### Requirement
Collect each line holding the string "بإيجاب".

### Data entries

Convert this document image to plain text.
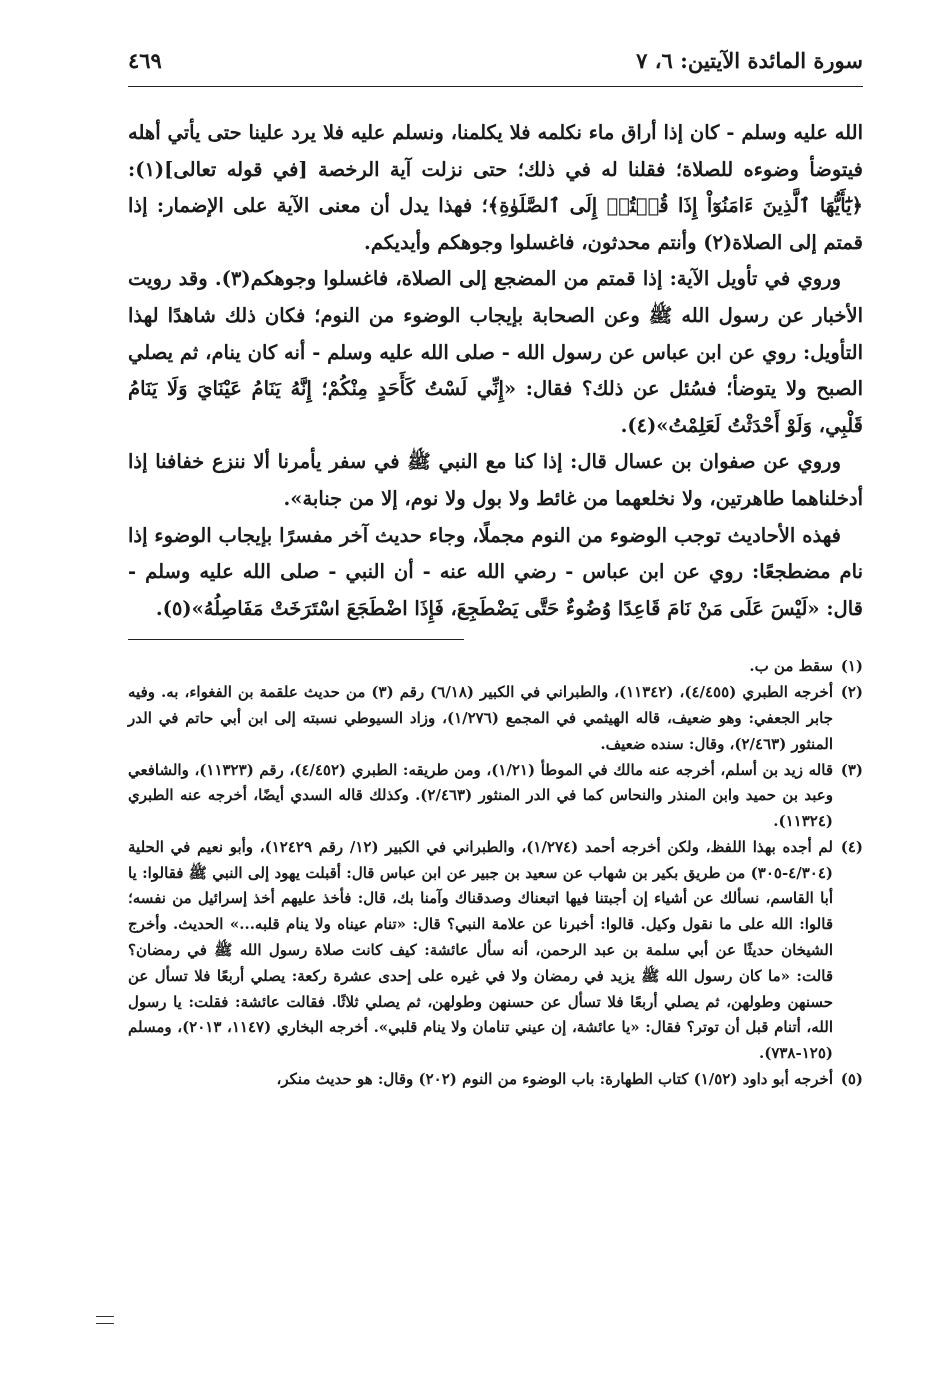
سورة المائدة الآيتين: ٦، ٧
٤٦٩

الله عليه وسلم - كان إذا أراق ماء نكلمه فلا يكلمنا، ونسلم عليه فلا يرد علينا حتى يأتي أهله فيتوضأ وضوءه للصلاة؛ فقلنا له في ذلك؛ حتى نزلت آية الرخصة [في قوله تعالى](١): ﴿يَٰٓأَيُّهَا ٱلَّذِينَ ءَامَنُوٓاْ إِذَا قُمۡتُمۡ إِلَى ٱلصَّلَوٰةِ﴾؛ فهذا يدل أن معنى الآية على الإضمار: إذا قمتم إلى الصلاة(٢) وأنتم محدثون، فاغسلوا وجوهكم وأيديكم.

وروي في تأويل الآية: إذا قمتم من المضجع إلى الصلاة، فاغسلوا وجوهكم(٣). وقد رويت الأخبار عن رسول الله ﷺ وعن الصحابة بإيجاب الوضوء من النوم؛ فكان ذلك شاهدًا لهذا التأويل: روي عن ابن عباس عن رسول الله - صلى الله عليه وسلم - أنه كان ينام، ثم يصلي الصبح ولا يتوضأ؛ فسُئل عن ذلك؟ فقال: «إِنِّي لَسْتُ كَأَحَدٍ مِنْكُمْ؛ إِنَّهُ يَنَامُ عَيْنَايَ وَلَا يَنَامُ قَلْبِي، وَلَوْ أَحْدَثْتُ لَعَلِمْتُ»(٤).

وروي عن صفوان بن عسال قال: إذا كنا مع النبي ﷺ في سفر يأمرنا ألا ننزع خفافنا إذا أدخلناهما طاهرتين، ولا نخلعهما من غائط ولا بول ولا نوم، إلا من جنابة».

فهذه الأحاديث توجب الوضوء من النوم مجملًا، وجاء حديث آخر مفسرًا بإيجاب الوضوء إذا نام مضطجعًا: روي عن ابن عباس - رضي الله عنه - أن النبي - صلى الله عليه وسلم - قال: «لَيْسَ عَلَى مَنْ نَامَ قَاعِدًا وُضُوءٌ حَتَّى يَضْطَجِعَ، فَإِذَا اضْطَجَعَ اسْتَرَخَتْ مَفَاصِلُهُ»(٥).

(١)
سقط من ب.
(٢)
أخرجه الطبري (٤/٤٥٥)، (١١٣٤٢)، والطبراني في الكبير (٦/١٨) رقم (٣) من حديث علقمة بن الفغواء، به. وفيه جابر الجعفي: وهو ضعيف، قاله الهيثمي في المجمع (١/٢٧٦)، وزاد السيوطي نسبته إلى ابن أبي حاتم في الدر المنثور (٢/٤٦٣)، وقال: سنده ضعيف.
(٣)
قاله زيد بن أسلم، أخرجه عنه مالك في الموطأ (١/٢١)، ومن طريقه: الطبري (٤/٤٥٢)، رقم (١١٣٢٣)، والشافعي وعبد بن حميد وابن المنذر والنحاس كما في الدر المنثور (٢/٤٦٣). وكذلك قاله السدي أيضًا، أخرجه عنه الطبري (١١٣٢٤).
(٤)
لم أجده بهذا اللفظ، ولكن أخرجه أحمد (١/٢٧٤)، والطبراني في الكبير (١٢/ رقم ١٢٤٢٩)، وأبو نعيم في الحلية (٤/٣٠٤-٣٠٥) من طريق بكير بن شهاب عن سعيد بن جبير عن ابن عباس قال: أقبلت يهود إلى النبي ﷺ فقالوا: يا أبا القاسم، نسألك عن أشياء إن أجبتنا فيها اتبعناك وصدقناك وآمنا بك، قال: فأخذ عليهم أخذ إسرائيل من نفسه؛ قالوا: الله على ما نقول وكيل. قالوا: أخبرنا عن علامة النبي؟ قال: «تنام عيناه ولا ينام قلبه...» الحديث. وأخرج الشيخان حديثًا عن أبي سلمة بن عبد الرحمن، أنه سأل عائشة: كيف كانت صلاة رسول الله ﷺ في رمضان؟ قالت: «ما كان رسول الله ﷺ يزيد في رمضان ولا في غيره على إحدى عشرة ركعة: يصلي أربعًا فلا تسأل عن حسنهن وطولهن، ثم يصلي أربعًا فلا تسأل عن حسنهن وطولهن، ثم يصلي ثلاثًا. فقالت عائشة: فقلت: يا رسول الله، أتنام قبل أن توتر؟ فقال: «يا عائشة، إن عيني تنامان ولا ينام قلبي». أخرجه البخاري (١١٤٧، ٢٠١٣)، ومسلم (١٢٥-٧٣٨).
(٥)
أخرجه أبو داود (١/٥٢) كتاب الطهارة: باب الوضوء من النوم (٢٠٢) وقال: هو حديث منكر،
--
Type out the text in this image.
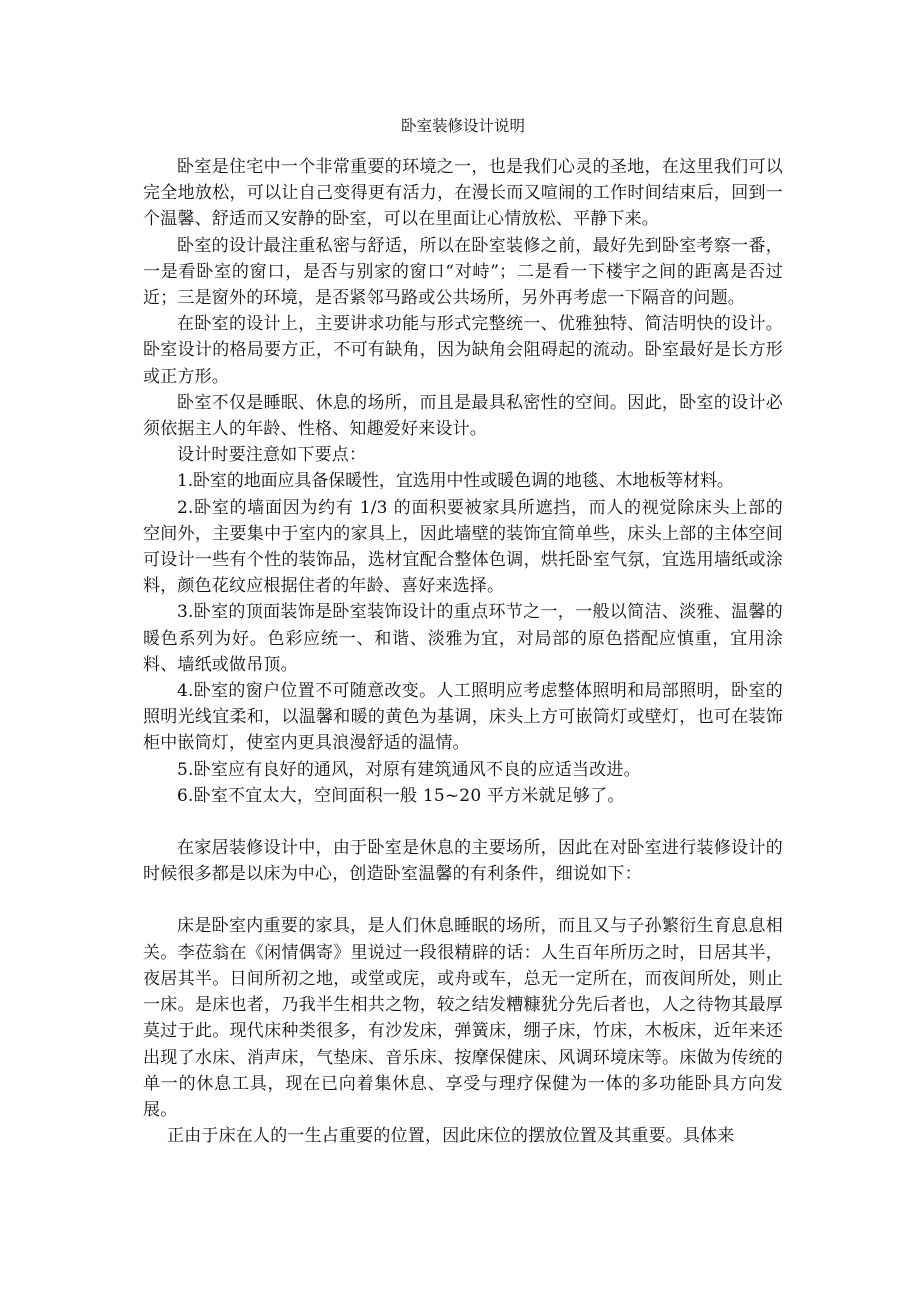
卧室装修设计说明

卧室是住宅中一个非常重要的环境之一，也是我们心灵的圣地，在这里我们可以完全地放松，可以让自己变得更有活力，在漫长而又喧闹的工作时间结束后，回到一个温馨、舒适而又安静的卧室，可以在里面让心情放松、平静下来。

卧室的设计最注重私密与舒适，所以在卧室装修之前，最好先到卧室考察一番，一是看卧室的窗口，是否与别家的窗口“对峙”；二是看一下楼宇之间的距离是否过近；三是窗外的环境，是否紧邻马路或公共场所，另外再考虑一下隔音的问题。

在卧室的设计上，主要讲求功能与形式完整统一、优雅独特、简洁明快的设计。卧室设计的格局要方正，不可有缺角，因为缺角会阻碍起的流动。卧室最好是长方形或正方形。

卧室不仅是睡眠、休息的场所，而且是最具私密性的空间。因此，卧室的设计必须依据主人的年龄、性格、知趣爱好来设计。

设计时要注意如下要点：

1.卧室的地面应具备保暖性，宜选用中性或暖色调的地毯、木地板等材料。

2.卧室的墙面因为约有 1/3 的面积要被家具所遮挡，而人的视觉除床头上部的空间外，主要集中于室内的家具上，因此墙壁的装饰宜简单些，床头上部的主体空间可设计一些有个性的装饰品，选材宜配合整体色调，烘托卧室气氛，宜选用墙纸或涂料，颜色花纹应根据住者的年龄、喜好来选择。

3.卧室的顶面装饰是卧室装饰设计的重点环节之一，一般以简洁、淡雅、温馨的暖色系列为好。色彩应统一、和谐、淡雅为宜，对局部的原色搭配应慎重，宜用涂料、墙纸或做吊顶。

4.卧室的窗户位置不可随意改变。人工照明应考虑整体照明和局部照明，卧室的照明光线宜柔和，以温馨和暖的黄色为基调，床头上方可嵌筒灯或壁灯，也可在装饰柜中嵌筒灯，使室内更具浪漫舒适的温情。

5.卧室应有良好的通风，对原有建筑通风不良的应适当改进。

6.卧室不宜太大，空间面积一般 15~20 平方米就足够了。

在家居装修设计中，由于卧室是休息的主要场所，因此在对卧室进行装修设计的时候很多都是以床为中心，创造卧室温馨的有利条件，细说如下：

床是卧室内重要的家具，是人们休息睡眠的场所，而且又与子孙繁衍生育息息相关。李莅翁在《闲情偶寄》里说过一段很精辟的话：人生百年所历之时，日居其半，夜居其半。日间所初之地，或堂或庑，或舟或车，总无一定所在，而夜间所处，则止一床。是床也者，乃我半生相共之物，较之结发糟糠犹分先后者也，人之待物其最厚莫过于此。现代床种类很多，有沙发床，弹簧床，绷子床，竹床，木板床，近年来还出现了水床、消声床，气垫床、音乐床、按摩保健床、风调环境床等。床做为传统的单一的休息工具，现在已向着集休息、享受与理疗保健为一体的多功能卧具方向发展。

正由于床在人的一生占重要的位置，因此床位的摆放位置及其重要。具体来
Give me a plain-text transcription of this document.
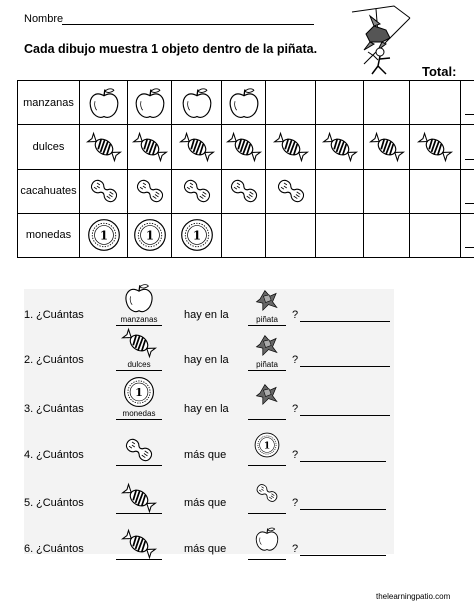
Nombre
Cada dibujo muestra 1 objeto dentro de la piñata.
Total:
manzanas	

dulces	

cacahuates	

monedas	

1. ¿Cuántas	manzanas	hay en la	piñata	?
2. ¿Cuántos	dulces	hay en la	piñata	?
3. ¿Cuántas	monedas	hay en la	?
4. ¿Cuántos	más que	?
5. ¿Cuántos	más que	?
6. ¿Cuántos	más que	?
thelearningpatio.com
==
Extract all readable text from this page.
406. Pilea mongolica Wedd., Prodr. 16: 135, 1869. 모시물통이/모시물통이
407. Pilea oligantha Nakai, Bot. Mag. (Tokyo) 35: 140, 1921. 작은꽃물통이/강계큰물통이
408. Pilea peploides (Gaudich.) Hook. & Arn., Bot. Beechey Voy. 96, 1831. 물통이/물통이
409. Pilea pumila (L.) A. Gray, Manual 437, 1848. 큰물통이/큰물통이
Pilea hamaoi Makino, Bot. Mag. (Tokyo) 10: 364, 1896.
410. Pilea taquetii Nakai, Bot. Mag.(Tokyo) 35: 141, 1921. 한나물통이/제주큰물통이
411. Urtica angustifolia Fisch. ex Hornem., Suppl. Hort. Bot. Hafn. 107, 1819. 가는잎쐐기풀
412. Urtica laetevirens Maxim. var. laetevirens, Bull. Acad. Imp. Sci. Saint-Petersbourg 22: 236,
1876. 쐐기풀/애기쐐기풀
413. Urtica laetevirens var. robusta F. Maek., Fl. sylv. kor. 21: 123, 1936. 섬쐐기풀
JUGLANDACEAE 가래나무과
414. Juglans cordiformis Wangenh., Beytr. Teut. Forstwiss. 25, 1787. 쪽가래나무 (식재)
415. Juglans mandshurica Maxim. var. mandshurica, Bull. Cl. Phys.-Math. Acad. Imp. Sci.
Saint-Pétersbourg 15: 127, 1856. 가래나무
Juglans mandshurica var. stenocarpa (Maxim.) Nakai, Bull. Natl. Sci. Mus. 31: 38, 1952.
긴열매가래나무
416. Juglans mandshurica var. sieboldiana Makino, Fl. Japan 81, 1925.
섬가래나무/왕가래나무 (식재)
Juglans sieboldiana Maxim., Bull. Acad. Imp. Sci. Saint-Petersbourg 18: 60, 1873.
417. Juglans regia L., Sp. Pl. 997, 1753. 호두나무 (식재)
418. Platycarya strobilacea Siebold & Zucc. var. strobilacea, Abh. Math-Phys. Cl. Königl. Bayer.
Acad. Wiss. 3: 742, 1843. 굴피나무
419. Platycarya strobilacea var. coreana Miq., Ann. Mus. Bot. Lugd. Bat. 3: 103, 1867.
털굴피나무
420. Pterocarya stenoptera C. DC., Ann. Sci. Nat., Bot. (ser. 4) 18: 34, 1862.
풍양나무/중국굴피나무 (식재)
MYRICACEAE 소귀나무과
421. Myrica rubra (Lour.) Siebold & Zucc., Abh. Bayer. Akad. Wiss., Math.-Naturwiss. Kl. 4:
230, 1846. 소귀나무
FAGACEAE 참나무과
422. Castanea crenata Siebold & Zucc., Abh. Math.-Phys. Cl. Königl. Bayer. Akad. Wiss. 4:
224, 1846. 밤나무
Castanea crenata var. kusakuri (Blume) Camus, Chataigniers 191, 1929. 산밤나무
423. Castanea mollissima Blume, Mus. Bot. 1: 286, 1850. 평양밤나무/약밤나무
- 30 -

### Final answer
وروي في تأويل الآية: إذا قمتم من المضجع إلى الصلاة، فاغسلوا وجوهكم(٣). وقد رويت الأخبار عن رسول الله ﷺ وعن الصحابة بإيجاب الوضوء من النوم؛ فكان ذلك شاهدًا لهذا التأويل: روي عن ابن عباس عن رسول الله - صلى الله عليه وسلم - أنه كان ينام، ثم يصلي الصبح ولا يتوضأ؛ فسُئل عن ذلك؟ فقال: «إِنِّي لَسْتُ كَأَحَدٍ مِنْكُمْ؛ إِنَّهُ يَنَامُ عَيْنَايَ وَلَا يَنَامُ قَلْبِي، وَلَوْ أَحْدَثْتُ لَعَلِمْتُ»(٤).
فهذه الأحاديث توجب الوضوء من النوم مجملًا، وجاء حديث آخر مفسرًا بإيجاب الوضوء إذا نام مضطجعًا: روي عن ابن عباس - رضي الله عنه - أن النبي - صلى الله عليه وسلم - قال: «لَيْسَ عَلَى مَنْ نَامَ قَاعِدًا وُضُوءٌ حَتَّى يَضْطَجِعَ، فَإِذَا اضْطَجَعَ اسْتَرَخَتْ مَفَاصِلُهُ»(٥).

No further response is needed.